Return every record below exactly as written, but leave out the pictures.
=== Records to use ===
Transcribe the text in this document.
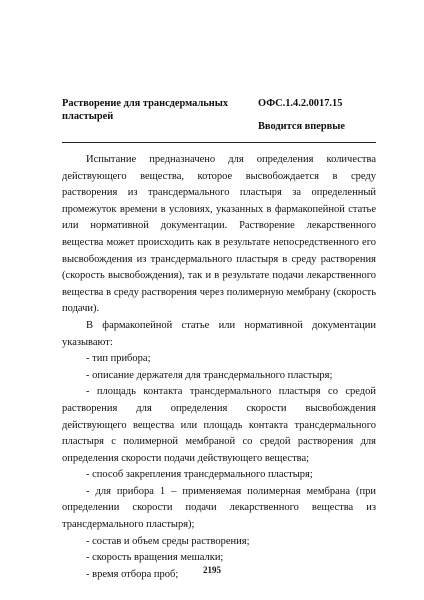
Растворение для трансдермальных пластырей
ОФС.1.4.2.0017.15
Вводится впервые

Испытание предназначено для определения количества действующего вещества, которое высвобождается в среду растворения из трансдермального пластыря за определенный промежуток времени в условиях, указанных в фармакопейной статье или нормативной документации. Растворение лекарственного вещества может происходить как в результате непосредственного его высвобождения из трансдермального пластыря в среду растворения (скорость высвобождения), так и в результате подачи лекарственного вещества в среду растворения через полимерную мембрану (скорость подачи).

В фармакопейной статье или нормативной документации указывают:

- тип прибора;

- описание держателя для трансдермального пластыря;

- площадь контакта трансдермального пластыря со средой растворения для определения скорости высвобождения действующего вещества или площадь контакта трансдермального пластыря с полимерной мембраной со средой растворения для определения скорости подачи действующего вещества;

- способ закрепления трансдермального пластыря;

- для прибора 1 – применяемая полимерная мембрана (при определении скорости подачи лекарственного вещества из трансдермального пластыря);

- состав и объем среды растворения;

- скорость вращения мешалки;

- время отбора проб;	2195
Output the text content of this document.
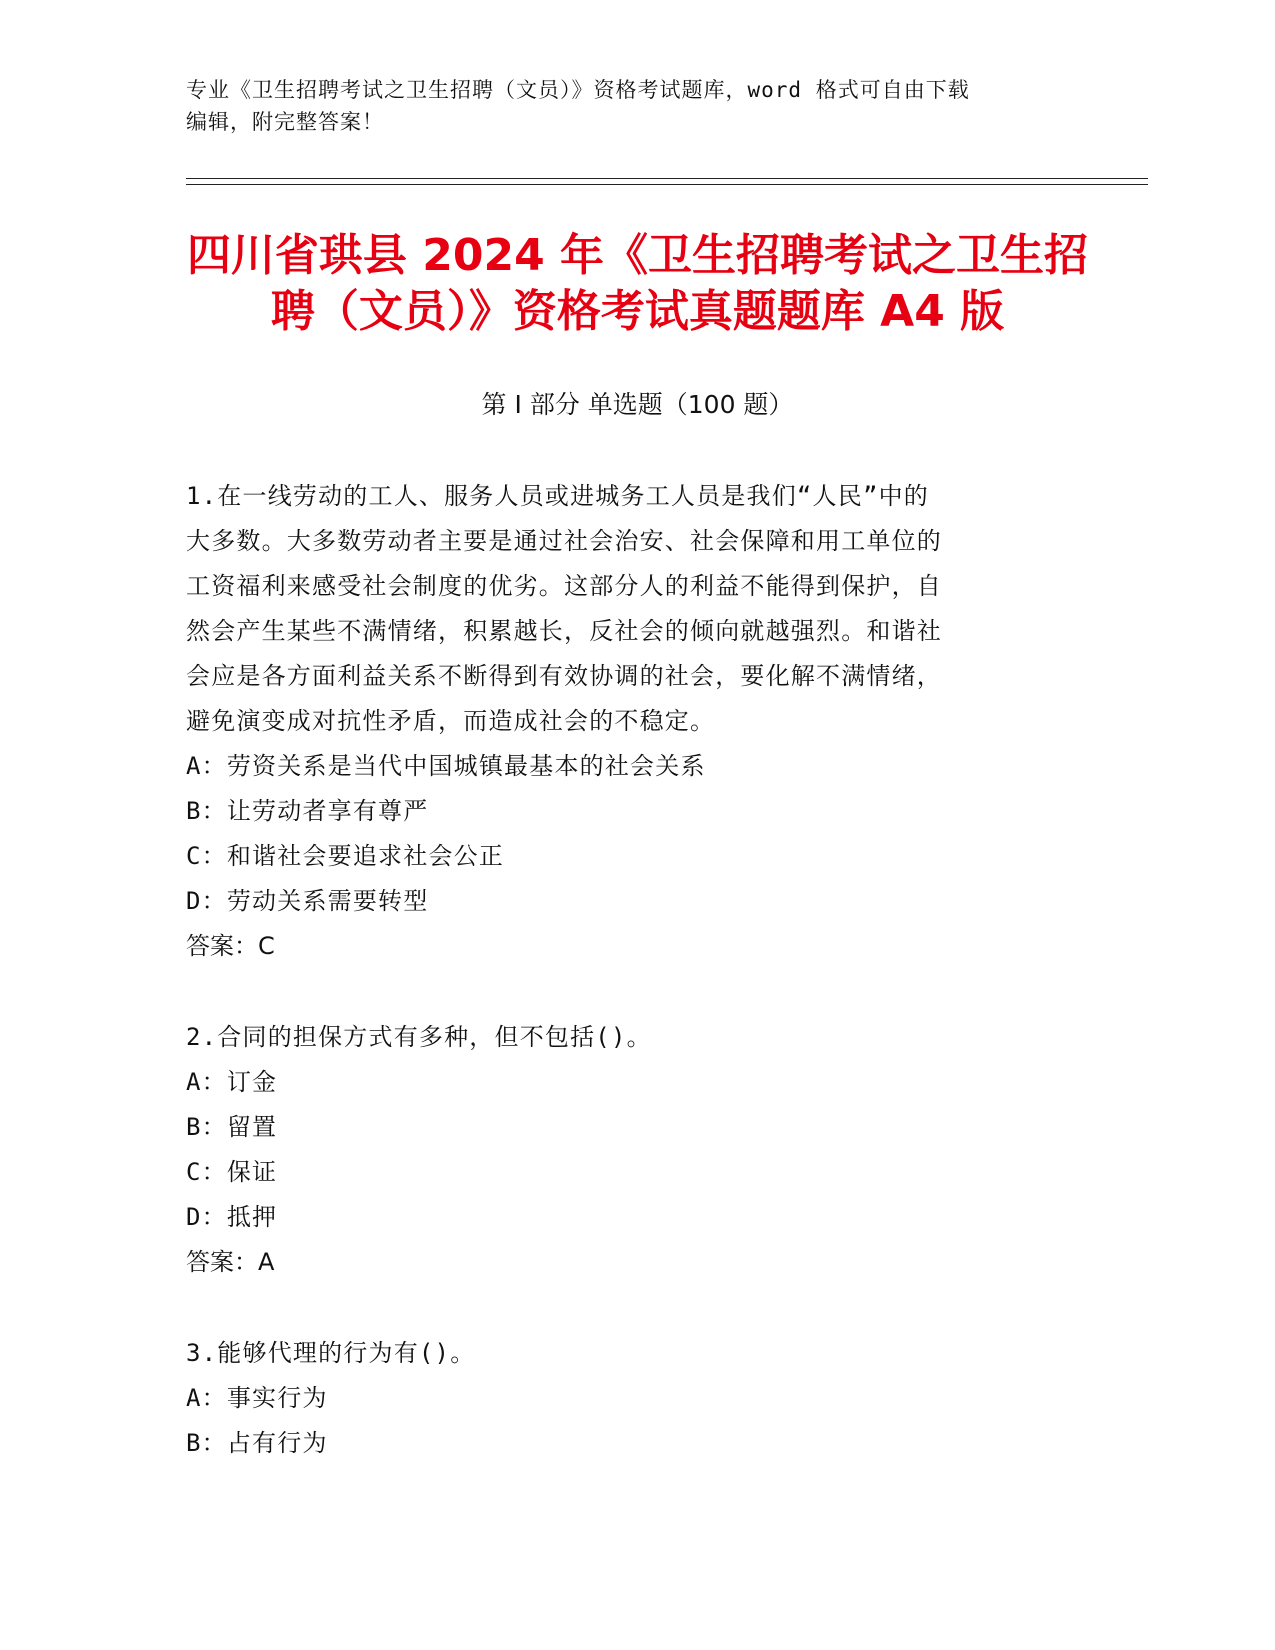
专业《卫生招聘考试之卫生招聘（文员）》资格考试题库，word 格式可自由下载
编辑，附完整答案！
四川省珙县 2024 年《卫生招聘考试之卫生招
聘（文员）》资格考试真题题库 A4 版
第 I 部分 单选题（100 题）
1.在一线劳动的工人、服务人员或进城务工人员是我们“人民”中的
大多数。大多数劳动者主要是通过社会治安、社会保障和用工单位的
工资福利来感受社会制度的优劣。这部分人的利益不能得到保护，自
然会产生某些不满情绪，积累越长，反社会的倾向就越强烈。和谐社
会应是各方面利益关系不断得到有效协调的社会，要化解不满情绪，
避免演变成对抗性矛盾，而造成社会的不稳定。
A：劳资关系是当代中国城镇最基本的社会关系
B：让劳动者享有尊严
C：和谐社会要追求社会公正
D：劳动关系需要转型
答案：C
2.合同的担保方式有多种，但不包括()。
A：订金
B：留置
C：保证
D：抵押
答案：A
3.能够代理的行为有()。
A：事实行为
B：占有行为
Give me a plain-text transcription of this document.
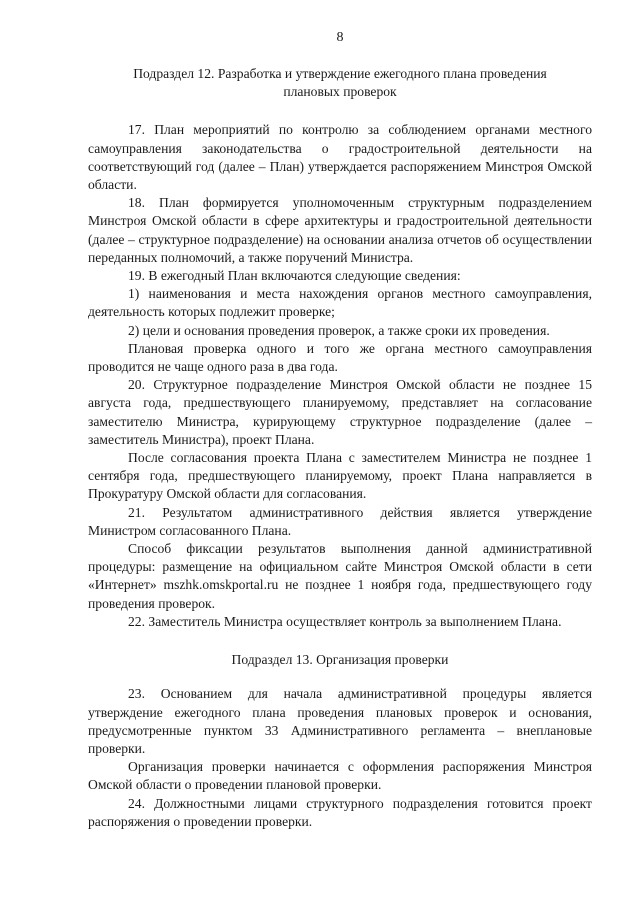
8

Подраздел 12. Разработка и утверждение ежегодного плана проведения плановых проверок

17. План мероприятий по контролю за соблюдением органами местного самоуправления законодательства о градостроительной деятельности на соответствующий год (далее – План) утверждается распоряжением Минстроя Омской области.

18. План формируется уполномоченным структурным подразделением Минстроя Омской области в сфере архитектуры и градостроительной деятельности (далее – структурное подразделение) на основании анализа отчетов об осуществлении переданных полномочий, а также поручений Министра.

19. В ежегодный План включаются следующие сведения:

1) наименования и места нахождения органов местного самоуправления, деятельность которых подлежит проверке;

2) цели и основания проведения проверок, а также сроки их проведения.

Плановая проверка одного и того же органа местного самоуправления проводится не чаще одного раза в два года.

20. Структурное подразделение Минстроя Омской области не позднее 15 августа года, предшествующего планируемому, представляет на согласование заместителю Министра, курирующему структурное подразделение (далее – заместитель Министра), проект Плана.

После согласования проекта Плана с заместителем Министра не позднее 1 сентября года, предшествующего планируемому, проект Плана направляется в Прокуратуру Омской области для согласования.

21. Результатом административного действия является утверждение Министром согласованного Плана.

Способ фиксации результатов выполнения данной административной процедуры: размещение на официальном сайте Минстроя Омской области в сети «Интернет» mszhk.omskportal.ru не позднее 1 ноября года, предшествующего году проведения проверок.

22. Заместитель Министра осуществляет контроль за выполнением Плана.

Подраздел 13. Организация проверки

23. Основанием для начала административной процедуры является утверждение ежегодного плана проведения плановых проверок и основания, предусмотренные пунктом 33 Административного регламента – внеплановые проверки.

Организация проверки начинается с оформления распоряжения Минстроя Омской области о проведении плановой проверки.

24. Должностными лицами структурного подразделения готовится проект распоряжения о проведении проверки.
===
_Result for this task_
Transcribe the text in this document.
Растворение для трансдермальных пластырей
ОФС.1.4.2.0017.15
Вводится впервые

Испытание предназначено для определения количества действующего вещества, которое высвобождается в среду растворения из трансдермального пластыря за определенный промежуток времени в условиях, указанных в фармакопейной статье или нормативной документации. Растворение лекарственного вещества может происходить как в результате непосредственного его высвобождения из трансдермального пластыря в среду растворения (скорость высвобождения), так и в результате подачи лекарственного вещества в среду растворения через полимерную мембрану (скорость подачи).

В фармакопейной статье или нормативной документации указывают:

- тип прибора;

- описание держателя для трансдермального пластыря;

- площадь контакта трансдермального пластыря со средой растворения для определения скорости высвобождения действующего вещества или площадь контакта трансдермального пластыря с полимерной мембраной со средой растворения для определения скорости подачи действующего вещества;

- способ закрепления трансдермального пластыря;

- для прибора 1 – применяемая полимерная мембрана (при определении скорости подачи лекарственного вещества из трансдермального пластыря);

- состав и объем среды растворения;

- скорость вращения мешалки;

- время отбора проб;	2195
Output the text content of this document.
专业《卫生招聘考试之卫生招聘（文员）》资格考试题库，word 格式可自由下载
编辑，附完整答案！
四川省珙县 2024 年《卫生招聘考试之卫生招
聘（文员）》资格考试真题题库 A4 版
第 I 部分 单选题（100 题）
1.在一线劳动的工人、服务人员或进城务工人员是我们“人民”中的
大多数。大多数劳动者主要是通过社会治安、社会保障和用工单位的
工资福利来感受社会制度的优劣。这部分人的利益不能得到保护，自
然会产生某些不满情绪，积累越长，反社会的倾向就越强烈。和谐社
会应是各方面利益关系不断得到有效协调的社会，要化解不满情绪，
避免演变成对抗性矛盾，而造成社会的不稳定。
A：劳资关系是当代中国城镇最基本的社会关系
B：让劳动者享有尊严
C：和谐社会要追求社会公正
D：劳动关系需要转型
答案：C
2.合同的担保方式有多种，但不包括()。
A：订金
B：留置
C：保证
D：抵押
答案：A
3.能够代理的行为有()。
A：事实行为
B：占有行为
Give me a plain-text transcription of this document.
8

Подраздел 12. Разработка и утверждение ежегодного плана проведения плановых проверок

17. План мероприятий по контролю за соблюдением органами местного самоуправления законодательства о градостроительной деятельности на соответствующий год (далее – План) утверждается распоряжением Минстроя Омской области.

18. План формируется уполномоченным структурным подразделением Минстроя Омской области в сфере архитектуры и градостроительной деятельности (далее – структурное подразделение) на основании анализа отчетов об осуществлении переданных полномочий, а также поручений Министра.

19. В ежегодный План включаются следующие сведения:

1) наименования и места нахождения органов местного самоуправления, деятельность которых подлежит проверке;

2) цели и основания проведения проверок, а также сроки их проведения.

Плановая проверка одного и того же органа местного самоуправления проводится не чаще одного раза в два года.

20. Структурное подразделение Минстроя Омской области не позднее 15 августа года, предшествующего планируемому, представляет на согласование заместителю Министра, курирующему структурное подразделение (далее – заместитель Министра), проект Плана.

После согласования проекта Плана с заместителем Министра не позднее 1 сентября года, предшествующего планируемому, проект Плана направляется в Прокуратуру Омской области для согласования.

21. Результатом административного действия является утверждение Министром согласованного Плана.

Способ фиксации результатов выполнения данной административной процедуры: размещение на официальном сайте Минстроя Омской области в сети «Интернет» mszhk.omskportal.ru не позднее 1 ноября года, предшествующего году проведения проверок.

22. Заместитель Министра осуществляет контроль за выполнением Плана.

Подраздел 13. Организация проверки

23. Основанием для начала административной процедуры является утверждение ежегодного плана проведения плановых проверок и основания, предусмотренные пунктом 33 Административного регламента – внеплановые проверки.

Организация проверки начинается с оформления распоряжения Минстроя Омской области о проведении плановой проверки.

24. Должностными лицами структурного подразделения готовится проект распоряжения о проведении проверки.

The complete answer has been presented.